GOAL OF THE EXERCISE:
Retype the listing that follows, word for word.

LISTED ENTRIES:
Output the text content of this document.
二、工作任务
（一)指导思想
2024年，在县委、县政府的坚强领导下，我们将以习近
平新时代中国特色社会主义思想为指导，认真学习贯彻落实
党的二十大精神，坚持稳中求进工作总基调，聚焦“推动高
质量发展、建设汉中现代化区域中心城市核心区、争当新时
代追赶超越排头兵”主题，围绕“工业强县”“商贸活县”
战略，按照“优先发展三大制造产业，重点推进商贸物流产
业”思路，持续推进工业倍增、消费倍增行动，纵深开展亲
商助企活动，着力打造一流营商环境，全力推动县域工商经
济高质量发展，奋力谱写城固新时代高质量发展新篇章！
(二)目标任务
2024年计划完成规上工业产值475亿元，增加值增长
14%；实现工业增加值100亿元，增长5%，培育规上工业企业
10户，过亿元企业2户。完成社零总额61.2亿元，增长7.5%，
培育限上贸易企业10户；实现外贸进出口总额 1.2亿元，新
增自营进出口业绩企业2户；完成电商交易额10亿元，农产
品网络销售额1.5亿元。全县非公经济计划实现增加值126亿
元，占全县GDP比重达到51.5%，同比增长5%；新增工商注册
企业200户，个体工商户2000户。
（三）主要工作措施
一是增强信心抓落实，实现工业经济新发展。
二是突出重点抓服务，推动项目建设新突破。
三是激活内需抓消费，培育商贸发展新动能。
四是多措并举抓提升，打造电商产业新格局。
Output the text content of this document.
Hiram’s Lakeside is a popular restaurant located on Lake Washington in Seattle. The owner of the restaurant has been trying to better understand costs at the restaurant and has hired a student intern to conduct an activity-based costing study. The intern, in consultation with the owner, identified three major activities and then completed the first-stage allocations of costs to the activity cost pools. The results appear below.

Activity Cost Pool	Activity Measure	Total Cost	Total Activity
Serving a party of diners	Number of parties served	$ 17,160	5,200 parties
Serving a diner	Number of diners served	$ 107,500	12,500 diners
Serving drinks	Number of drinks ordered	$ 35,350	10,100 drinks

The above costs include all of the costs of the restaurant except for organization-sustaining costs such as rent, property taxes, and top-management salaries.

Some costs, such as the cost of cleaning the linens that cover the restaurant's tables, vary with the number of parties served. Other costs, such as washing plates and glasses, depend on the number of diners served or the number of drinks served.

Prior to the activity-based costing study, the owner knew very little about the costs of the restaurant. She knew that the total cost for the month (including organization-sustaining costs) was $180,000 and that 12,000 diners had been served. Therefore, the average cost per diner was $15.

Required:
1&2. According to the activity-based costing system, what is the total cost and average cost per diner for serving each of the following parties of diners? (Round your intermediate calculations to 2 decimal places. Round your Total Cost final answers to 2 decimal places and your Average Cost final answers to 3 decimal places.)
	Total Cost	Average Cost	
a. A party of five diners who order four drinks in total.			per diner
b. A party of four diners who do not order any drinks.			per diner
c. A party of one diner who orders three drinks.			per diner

TASK ANSWER:
Output the text content of this document.
二、工作任务
（一)指导思想
2024年，在县委、县政府的坚强领导下，我们将以习近
平新时代中国特色社会主义思想为指导，认真学习贯彻落实
党的二十大精神，坚持稳中求进工作总基调，聚焦“推动高
质量发展、建设汉中现代化区域中心城市核心区、争当新时
代追赶超越排头兵”主题，围绕“工业强县”“商贸活县”
战略，按照“优先发展三大制造产业，重点推进商贸物流产
业”思路，持续推进工业倍增、消费倍增行动，纵深开展亲
商助企活动，着力打造一流营商环境，全力推动县域工商经
济高质量发展，奋力谱写城固新时代高质量发展新篇章！
(二)目标任务
2024年计划完成规上工业产值475亿元，增加值增长
14%；实现工业增加值100亿元，增长5%，培育规上工业企业
10户，过亿元企业2户。完成社零总额61.2亿元，增长7.5%，
培育限上贸易企业10户；实现外贸进出口总额 1.2亿元，新
增自营进出口业绩企业2户；完成电商交易额10亿元，农产
品网络销售额1.5亿元。全县非公经济计划实现增加值126亿
元，占全县GDP比重达到51.5%，同比增长5%；新增工商注册
企业200户，个体工商户2000户。
（三）主要工作措施
一是增强信心抓落实，实现工业经济新发展。
二是突出重点抓服务，推动项目建设新突破。
三是激活内需抓消费，培育商贸发展新动能。
四是多措并举抓提升，打造电商产业新格局。
Output the text content of this document.
Hiram’s Lakeside is a popular restaurant located on Lake Washington in Seattle. The owner of the restaurant has been trying to better understand costs at the restaurant and has hired a student intern to conduct an activity-based costing study. The intern, in consultation with the owner, identified three major activities and then completed the first-stage allocations of costs to the activity cost pools. The results appear below.

Activity Cost Pool	Activity Measure	Total Cost	Total Activity
Serving a party of diners	Number of parties served	$ 17,160	5,200 parties
Serving a diner	Number of diners served	$ 107,500	12,500 diners
Serving drinks	Number of drinks ordered	$ 35,350	10,100 drinks

The above costs include all of the costs of the restaurant except for organization-sustaining costs such as rent, property taxes, and top-management salaries.

Some costs, such as the cost of cleaning the linens that cover the restaurant's tables, vary with the number of parties served. Other costs, such as washing plates and glasses, depend on the number of diners served or the number of drinks served.

Prior to the activity-based costing study, the owner knew very little about the costs of the restaurant. She knew that the total cost for the month (including organization-sustaining costs) was $180,000 and that 12,000 diners had been served. Therefore, the average cost per diner was $15.

Required:
1&2. According to the activity-based costing system, what is the total cost and average cost per diner for serving each of the following parties of diners? (Round your intermediate calculations to 2 decimal places. Round your Total Cost final answers to 2 decimal places and your Average Cost final answers to 3 decimal places.)
	Total Cost	Average Cost	
a. A party of five diners who order four drinks in total.			per diner
b. A party of four diners who do not order any drinks.			per diner
c. A party of one diner who orders three drinks.			per diner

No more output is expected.